(Exercise) Set down every record once more, exactly as given.
____________
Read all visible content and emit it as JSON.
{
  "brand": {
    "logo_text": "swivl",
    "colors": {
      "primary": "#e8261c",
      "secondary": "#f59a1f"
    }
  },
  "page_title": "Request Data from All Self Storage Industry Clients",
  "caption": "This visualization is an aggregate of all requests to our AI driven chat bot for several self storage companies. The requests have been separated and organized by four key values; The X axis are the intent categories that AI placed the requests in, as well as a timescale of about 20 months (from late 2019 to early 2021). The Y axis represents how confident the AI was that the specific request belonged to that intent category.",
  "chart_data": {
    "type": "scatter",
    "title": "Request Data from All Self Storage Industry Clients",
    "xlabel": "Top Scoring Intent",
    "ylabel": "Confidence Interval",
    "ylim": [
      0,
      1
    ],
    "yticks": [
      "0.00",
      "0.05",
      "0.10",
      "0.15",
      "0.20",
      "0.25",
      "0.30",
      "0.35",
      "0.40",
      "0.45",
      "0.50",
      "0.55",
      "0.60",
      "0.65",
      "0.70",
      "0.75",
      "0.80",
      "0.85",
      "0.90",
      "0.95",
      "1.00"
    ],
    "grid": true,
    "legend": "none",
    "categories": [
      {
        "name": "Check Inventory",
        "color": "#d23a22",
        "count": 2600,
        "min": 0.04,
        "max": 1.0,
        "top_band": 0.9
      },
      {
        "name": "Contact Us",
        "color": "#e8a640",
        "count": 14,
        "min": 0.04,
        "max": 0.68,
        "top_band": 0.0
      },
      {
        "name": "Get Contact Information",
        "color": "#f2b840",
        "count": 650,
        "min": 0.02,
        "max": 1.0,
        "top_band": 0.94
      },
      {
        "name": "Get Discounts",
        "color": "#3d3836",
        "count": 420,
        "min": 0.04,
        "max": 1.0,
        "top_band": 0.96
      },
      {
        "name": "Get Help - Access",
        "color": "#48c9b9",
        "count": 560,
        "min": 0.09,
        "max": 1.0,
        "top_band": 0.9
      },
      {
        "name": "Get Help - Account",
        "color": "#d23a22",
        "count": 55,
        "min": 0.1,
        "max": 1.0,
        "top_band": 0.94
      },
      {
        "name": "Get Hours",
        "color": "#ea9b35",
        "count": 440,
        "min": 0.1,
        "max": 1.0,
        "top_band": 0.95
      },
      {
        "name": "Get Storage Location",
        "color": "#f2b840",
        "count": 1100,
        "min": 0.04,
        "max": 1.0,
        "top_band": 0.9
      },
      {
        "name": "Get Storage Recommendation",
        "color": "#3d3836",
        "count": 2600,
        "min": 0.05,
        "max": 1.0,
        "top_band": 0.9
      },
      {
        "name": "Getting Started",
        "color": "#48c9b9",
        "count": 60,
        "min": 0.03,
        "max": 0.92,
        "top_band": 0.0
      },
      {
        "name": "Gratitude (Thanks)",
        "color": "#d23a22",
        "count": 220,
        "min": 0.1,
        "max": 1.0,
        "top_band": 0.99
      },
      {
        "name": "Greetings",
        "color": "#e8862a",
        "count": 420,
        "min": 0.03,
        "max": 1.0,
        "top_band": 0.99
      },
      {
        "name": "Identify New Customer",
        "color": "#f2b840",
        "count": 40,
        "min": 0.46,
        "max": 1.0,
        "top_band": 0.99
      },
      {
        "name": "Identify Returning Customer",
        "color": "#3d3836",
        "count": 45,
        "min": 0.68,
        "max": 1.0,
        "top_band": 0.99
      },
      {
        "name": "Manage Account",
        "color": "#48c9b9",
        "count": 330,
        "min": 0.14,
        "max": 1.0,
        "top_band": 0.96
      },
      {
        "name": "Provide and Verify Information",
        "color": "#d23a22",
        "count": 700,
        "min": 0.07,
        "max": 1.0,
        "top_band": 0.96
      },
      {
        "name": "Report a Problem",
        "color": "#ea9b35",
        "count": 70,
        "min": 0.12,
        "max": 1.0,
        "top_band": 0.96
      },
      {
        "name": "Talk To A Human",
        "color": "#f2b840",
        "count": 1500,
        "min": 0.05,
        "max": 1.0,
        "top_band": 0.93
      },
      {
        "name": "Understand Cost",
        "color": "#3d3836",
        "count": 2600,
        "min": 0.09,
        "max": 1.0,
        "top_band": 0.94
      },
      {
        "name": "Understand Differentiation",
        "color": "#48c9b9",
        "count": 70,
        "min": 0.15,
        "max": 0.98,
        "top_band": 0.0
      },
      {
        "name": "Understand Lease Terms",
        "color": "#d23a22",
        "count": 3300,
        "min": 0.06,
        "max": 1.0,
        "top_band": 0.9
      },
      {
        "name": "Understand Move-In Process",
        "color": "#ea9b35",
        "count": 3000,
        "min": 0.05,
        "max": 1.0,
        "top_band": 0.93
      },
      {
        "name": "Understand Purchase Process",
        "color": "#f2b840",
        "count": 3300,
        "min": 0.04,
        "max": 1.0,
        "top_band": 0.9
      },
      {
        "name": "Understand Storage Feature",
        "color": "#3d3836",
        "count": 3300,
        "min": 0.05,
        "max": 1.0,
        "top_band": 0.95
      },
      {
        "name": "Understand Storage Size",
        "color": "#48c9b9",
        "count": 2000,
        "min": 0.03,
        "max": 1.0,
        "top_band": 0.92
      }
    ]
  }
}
____________
(Worked solution)
Read all visible content and emit it as JSON.
{
  "brand": {
    "logo_text": "swivl",
    "colors": {
      "primary": "#e8261c",
      "secondary": "#f59a1f"
    }
  },
  "page_title": "Request Data from All Self Storage Industry Clients",
  "caption": "This visualization is an aggregate of all requests to our AI driven chat bot for several self storage companies. The requests have been separated and organized by four key values; The X axis are the intent categories that AI placed the requests in, as well as a timescale of about 20 months (from late 2019 to early 2021). The Y axis represents how confident the AI was that the specific request belonged to that intent category.",
  "chart_data": {
    "type": "scatter",
    "title": "Request Data from All Self Storage Industry Clients",
    "xlabel": "Top Scoring Intent",
    "ylabel": "Confidence Interval",
    "ylim": [
      0,
      1
    ],
    "yticks": [
      "0.00",
      "0.05",
      "0.10",
      "0.15",
      "0.20",
      "0.25",
      "0.30",
      "0.35",
      "0.40",
      "0.45",
      "0.50",
      "0.55",
      "0.60",
      "0.65",
      "0.70",
      "0.75",
      "0.80",
      "0.85",
      "0.90",
      "0.95",
      "1.00"
    ],
    "grid": true,
    "legend": "none",
    "categories": [
      {
        "name": "Check Inventory",
        "color": "#d23a22",
        "count": 2600,
        "min": 0.04,
        "max": 1.0,
        "top_band": 0.9
      },
      {
        "name": "Contact Us",
        "color": "#e8a640",
        "count": 14,
        "min": 0.04,
        "max": 0.68,
        "top_band": 0.0
      },
      {
        "name": "Get Contact Information",
        "color": "#f2b840",
        "count": 650,
        "min": 0.02,
        "max": 1.0,
        "top_band": 0.94
      },
      {
        "name": "Get Discounts",
        "color": "#3d3836",
        "count": 420,
        "min": 0.04,
        "max": 1.0,
        "top_band": 0.96
      },
      {
        "name": "Get Help - Access",
        "color": "#48c9b9",
        "count": 560,
        "min": 0.09,
        "max": 1.0,
        "top_band": 0.9
      },
      {
        "name": "Get Help - Account",
        "color": "#d23a22",
        "count": 55,
        "min": 0.1,
        "max": 1.0,
        "top_band": 0.94
      },
      {
        "name": "Get Hours",
        "color": "#ea9b35",
        "count": 440,
        "min": 0.1,
        "max": 1.0,
        "top_band": 0.95
      },
      {
        "name": "Get Storage Location",
        "color": "#f2b840",
        "count": 1100,
        "min": 0.04,
        "max": 1.0,
        "top_band": 0.9
      },
      {
        "name": "Get Storage Recommendation",
        "color": "#3d3836",
        "count": 2600,
        "min": 0.05,
        "max": 1.0,
        "top_band": 0.9
      },
      {
        "name": "Getting Started",
        "color": "#48c9b9",
        "count": 60,
        "min": 0.03,
        "max": 0.92,
        "top_band": 0.0
      },
      {
        "name": "Gratitude (Thanks)",
        "color": "#d23a22",
        "count": 220,
        "min": 0.1,
        "max": 1.0,
        "top_band": 0.99
      },
      {
        "name": "Greetings",
        "color": "#e8862a",
        "count": 420,
        "min": 0.03,
        "max": 1.0,
        "top_band": 0.99
      },
      {
        "name": "Identify New Customer",
        "color": "#f2b840",
        "count": 40,
        "min": 0.46,
        "max": 1.0,
        "top_band": 0.99
      },
      {
        "name": "Identify Returning Customer",
        "color": "#3d3836",
        "count": 45,
        "min": 0.68,
        "max": 1.0,
        "top_band": 0.99
      },
      {
        "name": "Manage Account",
        "color": "#48c9b9",
        "count": 330,
        "min": 0.14,
        "max": 1.0,
        "top_band": 0.96
      },
      {
        "name": "Provide and Verify Information",
        "color": "#d23a22",
        "count": 700,
        "min": 0.07,
        "max": 1.0,
        "top_band": 0.96
      },
      {
        "name": "Report a Problem",
        "color": "#ea9b35",
        "count": 70,
        "min": 0.12,
        "max": 1.0,
        "top_band": 0.96
      },
      {
        "name": "Talk To A Human",
        "color": "#f2b840",
        "count": 1500,
        "min": 0.05,
        "max": 1.0,
        "top_band": 0.93
      },
      {
        "name": "Understand Cost",
        "color": "#3d3836",
        "count": 2600,
        "min": 0.09,
        "max": 1.0,
        "top_band": 0.94
      },
      {
        "name": "Understand Differentiation",
        "color": "#48c9b9",
        "count": 70,
        "min": 0.15,
        "max": 0.98,
        "top_band": 0.0
      },
      {
        "name": "Understand Lease Terms",
        "color": "#d23a22",
        "count": 3300,
        "min": 0.06,
        "max": 1.0,
        "top_band": 0.9
      },
      {
        "name": "Understand Move-In Process",
        "color": "#ea9b35",
        "count": 3000,
        "min": 0.05,
        "max": 1.0,
        "top_band": 0.93
      },
      {
        "name": "Understand Purchase Process",
        "color": "#f2b840",
        "count": 3300,
        "min": 0.04,
        "max": 1.0,
        "top_band": 0.9
      },
      {
        "name": "Understand Storage Feature",
        "color": "#3d3836",
        "count": 3300,
        "min": 0.05,
        "max": 1.0,
        "top_band": 0.95
      },
      {
        "name": "Understand Storage Size",
        "color": "#48c9b9",
        "count": 2000,
        "min": 0.03,
        "max": 1.0,
        "top_band": 0.92
      }
    ]
  }
}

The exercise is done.